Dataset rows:

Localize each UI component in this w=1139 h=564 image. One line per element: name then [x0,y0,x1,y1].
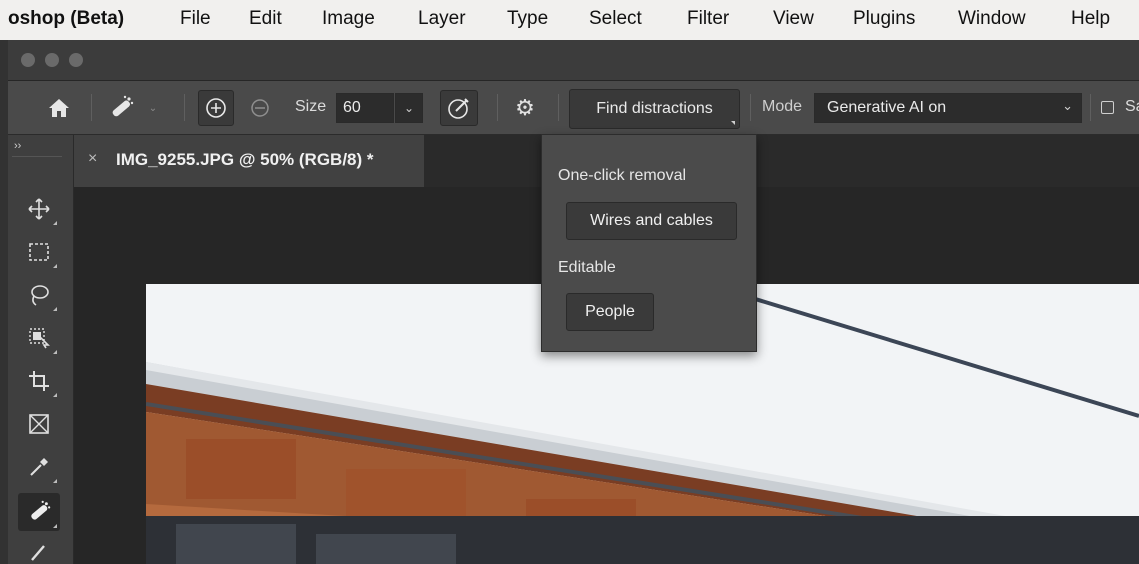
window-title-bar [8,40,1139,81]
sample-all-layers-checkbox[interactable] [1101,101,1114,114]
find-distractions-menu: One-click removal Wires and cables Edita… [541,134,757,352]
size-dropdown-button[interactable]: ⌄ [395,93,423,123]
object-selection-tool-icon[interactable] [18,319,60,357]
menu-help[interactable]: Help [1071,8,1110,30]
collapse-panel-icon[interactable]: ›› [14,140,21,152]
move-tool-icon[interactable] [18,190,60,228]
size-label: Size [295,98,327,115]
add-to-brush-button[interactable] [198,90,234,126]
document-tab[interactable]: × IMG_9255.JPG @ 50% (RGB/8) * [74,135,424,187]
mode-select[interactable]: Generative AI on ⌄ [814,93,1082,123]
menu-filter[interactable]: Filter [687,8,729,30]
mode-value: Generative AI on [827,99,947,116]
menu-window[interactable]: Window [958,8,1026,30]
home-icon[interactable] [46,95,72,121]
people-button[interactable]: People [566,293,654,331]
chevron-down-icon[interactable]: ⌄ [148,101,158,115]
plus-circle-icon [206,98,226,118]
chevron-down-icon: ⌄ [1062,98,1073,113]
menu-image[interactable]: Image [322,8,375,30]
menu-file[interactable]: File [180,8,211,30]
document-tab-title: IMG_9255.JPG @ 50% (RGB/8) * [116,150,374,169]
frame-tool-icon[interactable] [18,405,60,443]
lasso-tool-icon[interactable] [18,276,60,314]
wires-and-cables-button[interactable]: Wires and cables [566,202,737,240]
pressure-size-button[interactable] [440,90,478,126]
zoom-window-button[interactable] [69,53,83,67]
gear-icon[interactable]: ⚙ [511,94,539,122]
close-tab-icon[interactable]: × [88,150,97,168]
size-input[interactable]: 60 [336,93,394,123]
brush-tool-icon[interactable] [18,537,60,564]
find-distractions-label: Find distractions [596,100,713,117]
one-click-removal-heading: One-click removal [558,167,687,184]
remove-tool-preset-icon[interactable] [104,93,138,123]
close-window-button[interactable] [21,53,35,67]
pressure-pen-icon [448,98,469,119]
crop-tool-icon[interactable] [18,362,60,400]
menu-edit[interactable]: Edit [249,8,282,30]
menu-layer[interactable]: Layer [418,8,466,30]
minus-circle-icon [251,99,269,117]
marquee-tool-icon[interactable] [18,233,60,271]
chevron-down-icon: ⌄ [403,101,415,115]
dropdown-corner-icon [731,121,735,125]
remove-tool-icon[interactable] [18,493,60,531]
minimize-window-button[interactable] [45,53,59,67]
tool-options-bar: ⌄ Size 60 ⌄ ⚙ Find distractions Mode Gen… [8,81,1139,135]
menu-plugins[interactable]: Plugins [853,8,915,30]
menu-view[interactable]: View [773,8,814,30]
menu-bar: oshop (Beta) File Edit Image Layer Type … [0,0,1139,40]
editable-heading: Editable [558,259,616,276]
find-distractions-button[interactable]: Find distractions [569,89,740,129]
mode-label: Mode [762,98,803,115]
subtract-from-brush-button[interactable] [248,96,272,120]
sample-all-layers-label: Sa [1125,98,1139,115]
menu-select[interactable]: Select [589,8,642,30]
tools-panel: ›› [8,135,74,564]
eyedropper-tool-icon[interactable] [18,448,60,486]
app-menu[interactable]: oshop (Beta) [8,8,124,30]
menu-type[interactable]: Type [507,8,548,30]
--
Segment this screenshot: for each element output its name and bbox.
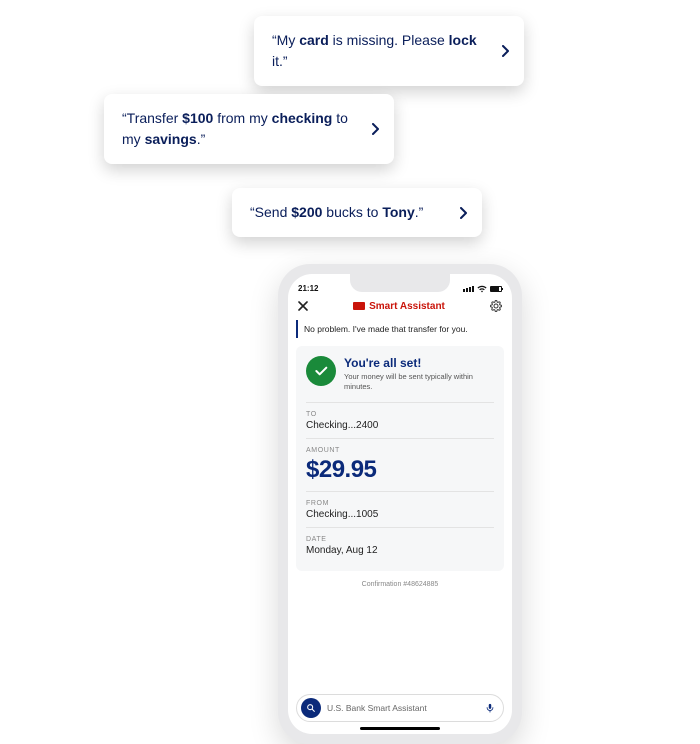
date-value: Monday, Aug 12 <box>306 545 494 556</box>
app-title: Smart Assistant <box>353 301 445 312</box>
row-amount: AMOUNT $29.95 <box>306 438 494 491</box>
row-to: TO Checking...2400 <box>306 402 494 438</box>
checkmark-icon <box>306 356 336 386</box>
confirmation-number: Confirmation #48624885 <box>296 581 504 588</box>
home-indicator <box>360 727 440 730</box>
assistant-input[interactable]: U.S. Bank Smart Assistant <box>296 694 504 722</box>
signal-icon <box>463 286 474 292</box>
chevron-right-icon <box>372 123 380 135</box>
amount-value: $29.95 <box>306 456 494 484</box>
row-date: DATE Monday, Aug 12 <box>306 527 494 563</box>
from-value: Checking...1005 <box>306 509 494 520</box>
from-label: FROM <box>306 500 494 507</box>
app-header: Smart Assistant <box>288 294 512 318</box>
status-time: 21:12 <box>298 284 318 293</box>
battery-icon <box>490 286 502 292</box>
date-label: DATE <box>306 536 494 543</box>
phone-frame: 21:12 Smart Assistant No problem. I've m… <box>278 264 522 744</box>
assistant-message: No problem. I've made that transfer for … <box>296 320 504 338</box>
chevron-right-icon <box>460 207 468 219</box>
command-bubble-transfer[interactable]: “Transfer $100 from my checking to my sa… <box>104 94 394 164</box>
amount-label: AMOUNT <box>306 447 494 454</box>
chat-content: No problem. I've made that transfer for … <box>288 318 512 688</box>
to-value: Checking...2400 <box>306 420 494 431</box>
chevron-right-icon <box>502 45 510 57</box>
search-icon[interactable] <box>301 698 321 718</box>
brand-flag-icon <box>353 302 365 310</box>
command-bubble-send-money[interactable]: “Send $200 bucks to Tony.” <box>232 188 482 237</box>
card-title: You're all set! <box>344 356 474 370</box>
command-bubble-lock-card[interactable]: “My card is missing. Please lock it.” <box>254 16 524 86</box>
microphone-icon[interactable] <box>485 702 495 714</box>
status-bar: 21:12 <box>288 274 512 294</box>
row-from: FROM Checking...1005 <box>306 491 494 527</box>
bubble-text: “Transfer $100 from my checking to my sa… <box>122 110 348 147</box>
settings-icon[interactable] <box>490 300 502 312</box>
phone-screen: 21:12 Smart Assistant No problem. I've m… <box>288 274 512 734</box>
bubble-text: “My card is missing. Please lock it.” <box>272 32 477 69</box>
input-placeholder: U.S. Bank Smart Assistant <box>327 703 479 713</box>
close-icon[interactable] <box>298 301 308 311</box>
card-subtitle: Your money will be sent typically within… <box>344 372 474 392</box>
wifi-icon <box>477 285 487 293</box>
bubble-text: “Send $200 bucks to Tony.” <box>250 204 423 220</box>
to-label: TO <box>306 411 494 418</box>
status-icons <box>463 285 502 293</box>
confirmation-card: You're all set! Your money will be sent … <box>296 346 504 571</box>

Exercise: Copy out the data lines again, starting with the line containing "window-title-bar [8,40,1139,81]" and continuing through the line containing "document-tab[interactable]: × IMG_9255.JPG", with both of those lines included. Keep every line identical to the original.

Solution to this problem:
window-title-bar [8,40,1139,81]
sample-all-layers-checkbox[interactable] [1101,101,1114,114]
find-distractions-menu: One-click removal Wires and cables Edita… [541,134,757,352]
size-dropdown-button[interactable]: ⌄ [395,93,423,123]
object-selection-tool-icon[interactable] [18,319,60,357]
menu-help[interactable]: Help [1071,8,1110,30]
collapse-panel-icon[interactable]: ›› [14,140,21,152]
move-tool-icon[interactable] [18,190,60,228]
size-label: Size [295,98,327,115]
add-to-brush-button[interactable] [198,90,234,126]
document-tab[interactable]: × IMG_9255.JPG @ 50% (RGB/8) * [74,135,424,187]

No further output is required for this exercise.